DATA FOR PROCESSING:
-- START --

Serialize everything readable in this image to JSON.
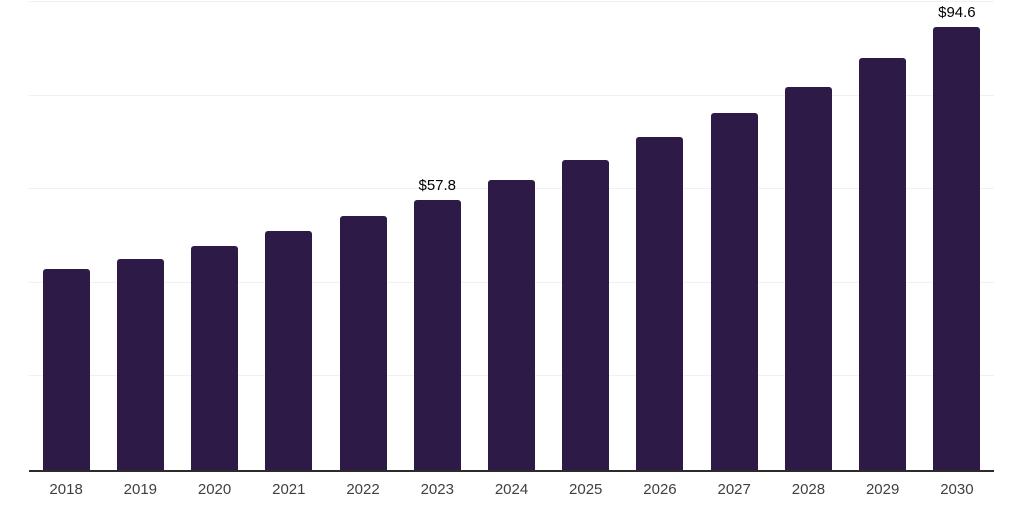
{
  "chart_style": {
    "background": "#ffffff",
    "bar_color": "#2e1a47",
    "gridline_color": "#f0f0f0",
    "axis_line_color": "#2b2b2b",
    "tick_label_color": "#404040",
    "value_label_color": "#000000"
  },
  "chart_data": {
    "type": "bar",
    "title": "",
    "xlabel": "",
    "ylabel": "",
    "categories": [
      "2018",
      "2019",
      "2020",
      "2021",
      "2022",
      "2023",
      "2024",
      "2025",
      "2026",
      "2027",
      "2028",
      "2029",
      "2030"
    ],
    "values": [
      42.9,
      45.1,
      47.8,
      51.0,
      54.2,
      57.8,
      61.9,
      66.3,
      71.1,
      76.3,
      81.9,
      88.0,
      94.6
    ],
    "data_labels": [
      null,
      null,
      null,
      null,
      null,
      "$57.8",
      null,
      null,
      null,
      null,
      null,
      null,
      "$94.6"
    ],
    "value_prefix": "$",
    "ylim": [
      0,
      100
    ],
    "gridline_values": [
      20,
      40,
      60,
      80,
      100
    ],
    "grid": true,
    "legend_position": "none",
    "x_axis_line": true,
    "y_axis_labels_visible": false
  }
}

-- END --
-- START --

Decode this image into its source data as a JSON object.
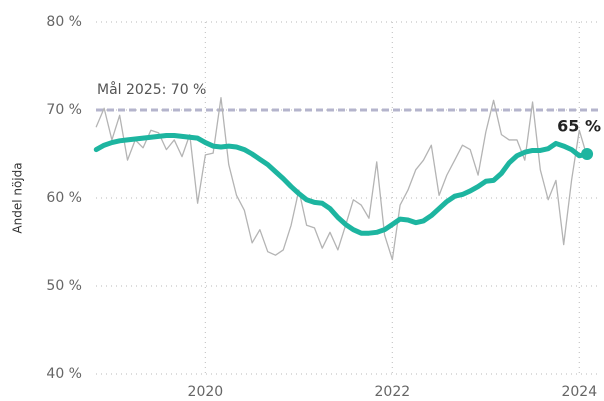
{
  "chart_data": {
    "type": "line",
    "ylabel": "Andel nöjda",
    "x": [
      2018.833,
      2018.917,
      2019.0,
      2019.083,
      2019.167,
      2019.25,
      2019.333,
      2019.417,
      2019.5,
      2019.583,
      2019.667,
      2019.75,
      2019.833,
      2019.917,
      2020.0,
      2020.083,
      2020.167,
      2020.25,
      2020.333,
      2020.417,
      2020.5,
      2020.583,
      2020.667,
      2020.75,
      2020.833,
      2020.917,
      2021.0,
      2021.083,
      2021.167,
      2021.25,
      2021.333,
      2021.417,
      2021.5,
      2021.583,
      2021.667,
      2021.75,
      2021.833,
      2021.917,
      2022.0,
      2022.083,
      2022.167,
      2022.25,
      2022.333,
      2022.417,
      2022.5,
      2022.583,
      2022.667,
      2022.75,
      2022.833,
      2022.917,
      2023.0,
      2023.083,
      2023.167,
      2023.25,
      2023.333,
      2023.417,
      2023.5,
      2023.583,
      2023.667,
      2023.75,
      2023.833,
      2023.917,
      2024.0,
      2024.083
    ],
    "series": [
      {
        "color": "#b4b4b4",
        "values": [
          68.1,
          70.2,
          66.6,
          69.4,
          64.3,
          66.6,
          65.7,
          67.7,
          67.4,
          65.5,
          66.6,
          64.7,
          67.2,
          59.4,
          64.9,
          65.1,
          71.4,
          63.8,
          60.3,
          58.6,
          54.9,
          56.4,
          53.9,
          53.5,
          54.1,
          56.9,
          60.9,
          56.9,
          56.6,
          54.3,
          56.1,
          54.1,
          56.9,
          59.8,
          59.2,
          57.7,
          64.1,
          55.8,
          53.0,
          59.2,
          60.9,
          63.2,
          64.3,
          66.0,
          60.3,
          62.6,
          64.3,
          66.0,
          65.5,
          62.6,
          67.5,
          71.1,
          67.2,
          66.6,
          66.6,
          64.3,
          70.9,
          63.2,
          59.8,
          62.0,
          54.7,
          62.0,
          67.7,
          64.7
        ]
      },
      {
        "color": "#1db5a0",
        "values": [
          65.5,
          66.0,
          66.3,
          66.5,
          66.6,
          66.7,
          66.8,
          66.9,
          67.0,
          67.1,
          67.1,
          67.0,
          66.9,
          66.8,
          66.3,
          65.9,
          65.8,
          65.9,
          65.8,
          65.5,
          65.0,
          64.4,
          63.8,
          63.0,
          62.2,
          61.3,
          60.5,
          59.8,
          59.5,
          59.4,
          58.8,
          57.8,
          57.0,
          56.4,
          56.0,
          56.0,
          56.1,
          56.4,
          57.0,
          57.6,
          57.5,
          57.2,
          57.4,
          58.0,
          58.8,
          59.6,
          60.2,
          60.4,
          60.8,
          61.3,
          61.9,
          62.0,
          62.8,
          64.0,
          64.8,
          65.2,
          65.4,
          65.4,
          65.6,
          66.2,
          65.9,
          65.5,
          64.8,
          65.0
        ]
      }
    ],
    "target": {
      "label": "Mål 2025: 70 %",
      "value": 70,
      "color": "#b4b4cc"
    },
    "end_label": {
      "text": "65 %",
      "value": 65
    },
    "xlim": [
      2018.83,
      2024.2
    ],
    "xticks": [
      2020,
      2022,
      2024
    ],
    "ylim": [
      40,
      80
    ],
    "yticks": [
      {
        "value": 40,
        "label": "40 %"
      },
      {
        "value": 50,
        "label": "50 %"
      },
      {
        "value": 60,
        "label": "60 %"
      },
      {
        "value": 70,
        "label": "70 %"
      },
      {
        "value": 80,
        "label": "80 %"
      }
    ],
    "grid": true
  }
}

-- END --

SHORT EXERCISE:
Wherever "image" shows up in a line, copy that line.

SOLUTION FOR THIS TASK:
Serialize everything readable in this image to JSON.
Decode this image into its source data as a JSON object.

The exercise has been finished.